Every entry must be duplicated precisely as written.

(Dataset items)
┌────────

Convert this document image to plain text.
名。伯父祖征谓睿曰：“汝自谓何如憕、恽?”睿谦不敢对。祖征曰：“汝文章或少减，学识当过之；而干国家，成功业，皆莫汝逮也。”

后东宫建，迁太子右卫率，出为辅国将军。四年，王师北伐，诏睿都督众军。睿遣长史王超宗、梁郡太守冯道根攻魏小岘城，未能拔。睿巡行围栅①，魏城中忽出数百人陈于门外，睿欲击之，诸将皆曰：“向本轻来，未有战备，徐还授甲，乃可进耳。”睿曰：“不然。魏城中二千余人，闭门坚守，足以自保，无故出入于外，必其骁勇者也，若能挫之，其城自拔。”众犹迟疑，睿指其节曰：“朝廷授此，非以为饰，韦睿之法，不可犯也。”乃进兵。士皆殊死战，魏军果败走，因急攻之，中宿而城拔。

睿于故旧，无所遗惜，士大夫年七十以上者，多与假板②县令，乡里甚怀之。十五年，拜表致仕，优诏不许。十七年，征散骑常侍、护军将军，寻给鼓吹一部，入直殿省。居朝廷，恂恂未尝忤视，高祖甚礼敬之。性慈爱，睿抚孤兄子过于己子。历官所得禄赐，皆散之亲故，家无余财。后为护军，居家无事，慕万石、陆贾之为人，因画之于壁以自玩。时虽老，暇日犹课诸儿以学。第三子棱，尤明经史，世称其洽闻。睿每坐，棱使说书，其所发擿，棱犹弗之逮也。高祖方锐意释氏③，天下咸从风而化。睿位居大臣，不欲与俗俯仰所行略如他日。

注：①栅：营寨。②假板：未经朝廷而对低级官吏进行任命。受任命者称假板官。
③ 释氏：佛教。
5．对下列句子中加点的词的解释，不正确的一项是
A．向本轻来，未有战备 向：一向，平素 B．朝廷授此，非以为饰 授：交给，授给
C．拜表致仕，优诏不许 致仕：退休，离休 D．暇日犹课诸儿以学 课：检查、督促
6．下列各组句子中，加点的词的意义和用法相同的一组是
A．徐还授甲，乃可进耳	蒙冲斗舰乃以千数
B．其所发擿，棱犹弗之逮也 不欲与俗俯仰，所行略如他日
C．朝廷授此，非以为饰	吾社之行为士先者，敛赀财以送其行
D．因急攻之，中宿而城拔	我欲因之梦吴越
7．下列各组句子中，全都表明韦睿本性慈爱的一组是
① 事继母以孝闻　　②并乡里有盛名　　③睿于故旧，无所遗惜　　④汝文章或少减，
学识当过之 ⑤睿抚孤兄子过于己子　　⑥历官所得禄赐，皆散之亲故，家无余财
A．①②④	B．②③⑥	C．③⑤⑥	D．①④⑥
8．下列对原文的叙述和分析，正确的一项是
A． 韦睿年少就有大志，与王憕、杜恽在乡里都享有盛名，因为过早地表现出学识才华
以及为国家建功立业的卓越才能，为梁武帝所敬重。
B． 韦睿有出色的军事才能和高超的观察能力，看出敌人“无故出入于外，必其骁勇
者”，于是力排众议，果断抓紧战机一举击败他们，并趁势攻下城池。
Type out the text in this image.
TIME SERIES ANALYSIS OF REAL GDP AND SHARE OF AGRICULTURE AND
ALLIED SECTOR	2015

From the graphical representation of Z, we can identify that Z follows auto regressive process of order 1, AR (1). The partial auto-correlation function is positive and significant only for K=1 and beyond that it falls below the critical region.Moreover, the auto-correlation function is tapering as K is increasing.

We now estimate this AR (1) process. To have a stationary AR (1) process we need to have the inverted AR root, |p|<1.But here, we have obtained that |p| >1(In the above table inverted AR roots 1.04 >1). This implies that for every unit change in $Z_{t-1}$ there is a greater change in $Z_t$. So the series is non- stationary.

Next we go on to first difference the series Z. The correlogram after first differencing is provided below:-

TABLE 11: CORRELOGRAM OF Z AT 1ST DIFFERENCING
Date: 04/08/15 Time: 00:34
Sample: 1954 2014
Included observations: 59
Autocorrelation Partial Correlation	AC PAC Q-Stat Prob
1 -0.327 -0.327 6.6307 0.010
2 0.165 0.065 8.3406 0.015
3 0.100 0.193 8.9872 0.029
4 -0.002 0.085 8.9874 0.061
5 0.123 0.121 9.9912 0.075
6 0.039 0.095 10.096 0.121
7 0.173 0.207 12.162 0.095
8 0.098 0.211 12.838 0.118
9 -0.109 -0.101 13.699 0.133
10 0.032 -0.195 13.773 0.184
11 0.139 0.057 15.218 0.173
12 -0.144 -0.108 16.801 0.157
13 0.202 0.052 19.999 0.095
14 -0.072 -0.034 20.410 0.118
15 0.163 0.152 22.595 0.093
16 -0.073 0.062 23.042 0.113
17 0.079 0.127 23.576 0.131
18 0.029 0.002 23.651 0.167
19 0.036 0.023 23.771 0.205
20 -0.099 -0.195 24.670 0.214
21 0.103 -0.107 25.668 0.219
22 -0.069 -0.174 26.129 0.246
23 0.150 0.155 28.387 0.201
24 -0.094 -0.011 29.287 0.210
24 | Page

└────────

-- Written solution --
Convert this document image to plain text.
名。伯父祖征谓睿曰：“汝自谓何如憕、恽?”睿谦不敢对。祖征曰：“汝文章或少减，学识当过之；而干国家，成功业，皆莫汝逮也。”

后东宫建，迁太子右卫率，出为辅国将军。四年，王师北伐，诏睿都督众军。睿遣长史王超宗、梁郡太守冯道根攻魏小岘城，未能拔。睿巡行围栅①，魏城中忽出数百人陈于门外，睿欲击之，诸将皆曰：“向本轻来，未有战备，徐还授甲，乃可进耳。”睿曰：“不然。魏城中二千余人，闭门坚守，足以自保，无故出入于外，必其骁勇者也，若能挫之，其城自拔。”众犹迟疑，睿指其节曰：“朝廷授此，非以为饰，韦睿之法，不可犯也。”乃进兵。士皆殊死战，魏军果败走，因急攻之，中宿而城拔。

睿于故旧，无所遗惜，士大夫年七十以上者，多与假板②县令，乡里甚怀之。十五年，拜表致仕，优诏不许。十七年，征散骑常侍、护军将军，寻给鼓吹一部，入直殿省。居朝廷，恂恂未尝忤视，高祖甚礼敬之。性慈爱，睿抚孤兄子过于己子。历官所得禄赐，皆散之亲故，家无余财。后为护军，居家无事，慕万石、陆贾之为人，因画之于壁以自玩。时虽老，暇日犹课诸儿以学。第三子棱，尤明经史，世称其洽闻。睿每坐，棱使说书，其所发擿，棱犹弗之逮也。高祖方锐意释氏③，天下咸从风而化。睿位居大臣，不欲与俗俯仰所行略如他日。

注：①栅：营寨。②假板：未经朝廷而对低级官吏进行任命。受任命者称假板官。
③ 释氏：佛教。
5．对下列句子中加点的词的解释，不正确的一项是
A．向本轻来，未有战备 向：一向，平素 B．朝廷授此，非以为饰 授：交给，授给
C．拜表致仕，优诏不许 致仕：退休，离休 D．暇日犹课诸儿以学 课：检查、督促
6．下列各组句子中，加点的词的意义和用法相同的一组是
A．徐还授甲，乃可进耳	蒙冲斗舰乃以千数
B．其所发擿，棱犹弗之逮也 不欲与俗俯仰，所行略如他日
C．朝廷授此，非以为饰	吾社之行为士先者，敛赀财以送其行
D．因急攻之，中宿而城拔	我欲因之梦吴越
7．下列各组句子中，全都表明韦睿本性慈爱的一组是
① 事继母以孝闻　　②并乡里有盛名　　③睿于故旧，无所遗惜　　④汝文章或少减，
学识当过之 ⑤睿抚孤兄子过于己子　　⑥历官所得禄赐，皆散之亲故，家无余财
A．①②④	B．②③⑥	C．③⑤⑥	D．①④⑥
8．下列对原文的叙述和分析，正确的一项是
A． 韦睿年少就有大志，与王憕、杜恽在乡里都享有盛名，因为过早地表现出学识才华
以及为国家建功立业的卓越才能，为梁武帝所敬重。
B． 韦睿有出色的军事才能和高超的观察能力，看出敌人“无故出入于外，必其骁勇
者”，于是力排众议，果断抓紧战机一举击败他们，并趁势攻下城池。
Type out the text in this image.
TIME SERIES ANALYSIS OF REAL GDP AND SHARE OF AGRICULTURE AND
ALLIED SECTOR	2015

From the graphical representation of Z, we can identify that Z follows auto regressive process of order 1, AR (1). The partial auto-correlation function is positive and significant only for K=1 and beyond that it falls below the critical region.Moreover, the auto-correlation function is tapering as K is increasing.

We now estimate this AR (1) process. To have a stationary AR (1) process we need to have the inverted AR root, |p|<1.But here, we have obtained that |p| >1(In the above table inverted AR roots 1.04 >1). This implies that for every unit change in $Z_{t-1}$ there is a greater change in $Z_t$. So the series is non- stationary.

Next we go on to first difference the series Z. The correlogram after first differencing is provided below:-

TABLE 11: CORRELOGRAM OF Z AT 1ST DIFFERENCING
Date: 04/08/15 Time: 00:34
Sample: 1954 2014
Included observations: 59
Autocorrelation Partial Correlation	AC PAC Q-Stat Prob
1 -0.327 -0.327 6.6307 0.010
2 0.165 0.065 8.3406 0.015
3 0.100 0.193 8.9872 0.029
4 -0.002 0.085 8.9874 0.061
5 0.123 0.121 9.9912 0.075
6 0.039 0.095 10.096 0.121
7 0.173 0.207 12.162 0.095
8 0.098 0.211 12.838 0.118
9 -0.109 -0.101 13.699 0.133
10 0.032 -0.195 13.773 0.184
11 0.139 0.057 15.218 0.173
12 -0.144 -0.108 16.801 0.157
13 0.202 0.052 19.999 0.095
14 -0.072 -0.034 20.410 0.118
15 0.163 0.152 22.595 0.093
16 -0.073 0.062 23.042 0.113
17 0.079 0.127 23.576 0.131
18 0.029 0.002 23.651 0.167
19 0.036 0.023 23.771 0.205
20 -0.099 -0.195 24.670 0.214
21 0.103 -0.107 25.668 0.219
22 -0.069 -0.174 26.129 0.246
23 0.150 0.155 28.387 0.201
24 -0.094 -0.011 29.287 0.210
24 | Page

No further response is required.